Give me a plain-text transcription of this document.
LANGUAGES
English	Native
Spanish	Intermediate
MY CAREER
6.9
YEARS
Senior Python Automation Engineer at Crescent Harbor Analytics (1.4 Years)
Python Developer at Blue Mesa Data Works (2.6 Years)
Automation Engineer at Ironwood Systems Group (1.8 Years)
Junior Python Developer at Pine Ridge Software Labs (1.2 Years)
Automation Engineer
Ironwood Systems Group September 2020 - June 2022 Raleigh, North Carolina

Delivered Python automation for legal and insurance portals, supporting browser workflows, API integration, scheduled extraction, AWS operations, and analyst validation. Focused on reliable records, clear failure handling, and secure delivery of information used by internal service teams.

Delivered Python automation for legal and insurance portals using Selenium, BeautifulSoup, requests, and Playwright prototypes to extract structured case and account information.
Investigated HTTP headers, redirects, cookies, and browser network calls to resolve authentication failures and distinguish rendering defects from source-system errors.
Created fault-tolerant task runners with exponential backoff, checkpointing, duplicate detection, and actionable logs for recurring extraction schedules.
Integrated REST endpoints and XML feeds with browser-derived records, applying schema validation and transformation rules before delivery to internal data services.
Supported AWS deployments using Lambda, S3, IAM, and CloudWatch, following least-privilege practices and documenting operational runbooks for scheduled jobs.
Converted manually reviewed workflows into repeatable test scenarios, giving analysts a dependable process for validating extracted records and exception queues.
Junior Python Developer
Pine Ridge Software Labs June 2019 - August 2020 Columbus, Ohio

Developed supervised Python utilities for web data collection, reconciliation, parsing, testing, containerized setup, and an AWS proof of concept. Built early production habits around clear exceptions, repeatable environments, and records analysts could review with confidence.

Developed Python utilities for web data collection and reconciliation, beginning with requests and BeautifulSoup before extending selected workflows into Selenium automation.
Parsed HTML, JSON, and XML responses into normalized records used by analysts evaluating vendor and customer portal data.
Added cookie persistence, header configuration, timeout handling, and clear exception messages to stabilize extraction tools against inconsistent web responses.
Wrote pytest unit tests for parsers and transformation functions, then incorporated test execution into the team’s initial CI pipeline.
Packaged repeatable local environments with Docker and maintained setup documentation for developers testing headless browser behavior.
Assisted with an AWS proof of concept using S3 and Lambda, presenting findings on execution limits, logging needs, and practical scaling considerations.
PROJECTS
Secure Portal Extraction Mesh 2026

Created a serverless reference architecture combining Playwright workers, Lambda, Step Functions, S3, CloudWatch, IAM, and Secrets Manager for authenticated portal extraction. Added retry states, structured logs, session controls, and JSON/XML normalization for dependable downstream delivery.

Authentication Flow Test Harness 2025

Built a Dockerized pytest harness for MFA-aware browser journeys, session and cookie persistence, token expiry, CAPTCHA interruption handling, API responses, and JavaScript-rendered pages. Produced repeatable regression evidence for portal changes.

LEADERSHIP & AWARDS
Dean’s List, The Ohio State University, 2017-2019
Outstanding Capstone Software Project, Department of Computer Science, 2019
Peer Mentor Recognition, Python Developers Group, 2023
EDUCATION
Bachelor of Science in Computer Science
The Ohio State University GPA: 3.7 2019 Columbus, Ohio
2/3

● ● ● ● ●

> _WRITTEN REQUEST_: Print every record above exactly as written.

> _EXPECTED OUTPUT_:
Give me a plain-text transcription of this document.
LANGUAGES
English	Native
Spanish	Intermediate
MY CAREER
6.9
YEARS
Senior Python Automation Engineer at Crescent Harbor Analytics (1.4 Years)
Python Developer at Blue Mesa Data Works (2.6 Years)
Automation Engineer at Ironwood Systems Group (1.8 Years)
Junior Python Developer at Pine Ridge Software Labs (1.2 Years)
Automation Engineer
Ironwood Systems Group September 2020 - June 2022 Raleigh, North Carolina

Delivered Python automation for legal and insurance portals, supporting browser workflows, API integration, scheduled extraction, AWS operations, and analyst validation. Focused on reliable records, clear failure handling, and secure delivery of information used by internal service teams.

Delivered Python automation for legal and insurance portals using Selenium, BeautifulSoup, requests, and Playwright prototypes to extract structured case and account information.
Investigated HTTP headers, redirects, cookies, and browser network calls to resolve authentication failures and distinguish rendering defects from source-system errors.
Created fault-tolerant task runners with exponential backoff, checkpointing, duplicate detection, and actionable logs for recurring extraction schedules.
Integrated REST endpoints and XML feeds with browser-derived records, applying schema validation and transformation rules before delivery to internal data services.
Supported AWS deployments using Lambda, S3, IAM, and CloudWatch, following least-privilege practices and documenting operational runbooks for scheduled jobs.
Converted manually reviewed workflows into repeatable test scenarios, giving analysts a dependable process for validating extracted records and exception queues.
Junior Python Developer
Pine Ridge Software Labs June 2019 - August 2020 Columbus, Ohio

Developed supervised Python utilities for web data collection, reconciliation, parsing, testing, containerized setup, and an AWS proof of concept. Built early production habits around clear exceptions, repeatable environments, and records analysts could review with confidence.

Developed Python utilities for web data collection and reconciliation, beginning with requests and BeautifulSoup before extending selected workflows into Selenium automation.
Parsed HTML, JSON, and XML responses into normalized records used by analysts evaluating vendor and customer portal data.
Added cookie persistence, header configuration, timeout handling, and clear exception messages to stabilize extraction tools against inconsistent web responses.
Wrote pytest unit tests for parsers and transformation functions, then incorporated test execution into the team’s initial CI pipeline.
Packaged repeatable local environments with Docker and maintained setup documentation for developers testing headless browser behavior.
Assisted with an AWS proof of concept using S3 and Lambda, presenting findings on execution limits, logging needs, and practical scaling considerations.
PROJECTS
Secure Portal Extraction Mesh 2026

Created a serverless reference architecture combining Playwright workers, Lambda, Step Functions, S3, CloudWatch, IAM, and Secrets Manager for authenticated portal extraction. Added retry states, structured logs, session controls, and JSON/XML normalization for dependable downstream delivery.

Authentication Flow Test Harness 2025

Built a Dockerized pytest harness for MFA-aware browser journeys, session and cookie persistence, token expiry, CAPTCHA interruption handling, API responses, and JavaScript-rendered pages. Produced repeatable regression evidence for portal changes.

LEADERSHIP & AWARDS
Dean’s List, The Ohio State University, 2017-2019
Outstanding Capstone Software Project, Department of Computer Science, 2019
Peer Mentor Recognition, Python Developers Group, 2023
EDUCATION
Bachelor of Science in Computer Science
The Ohio State University GPA: 3.7 2019 Columbus, Ohio
2/3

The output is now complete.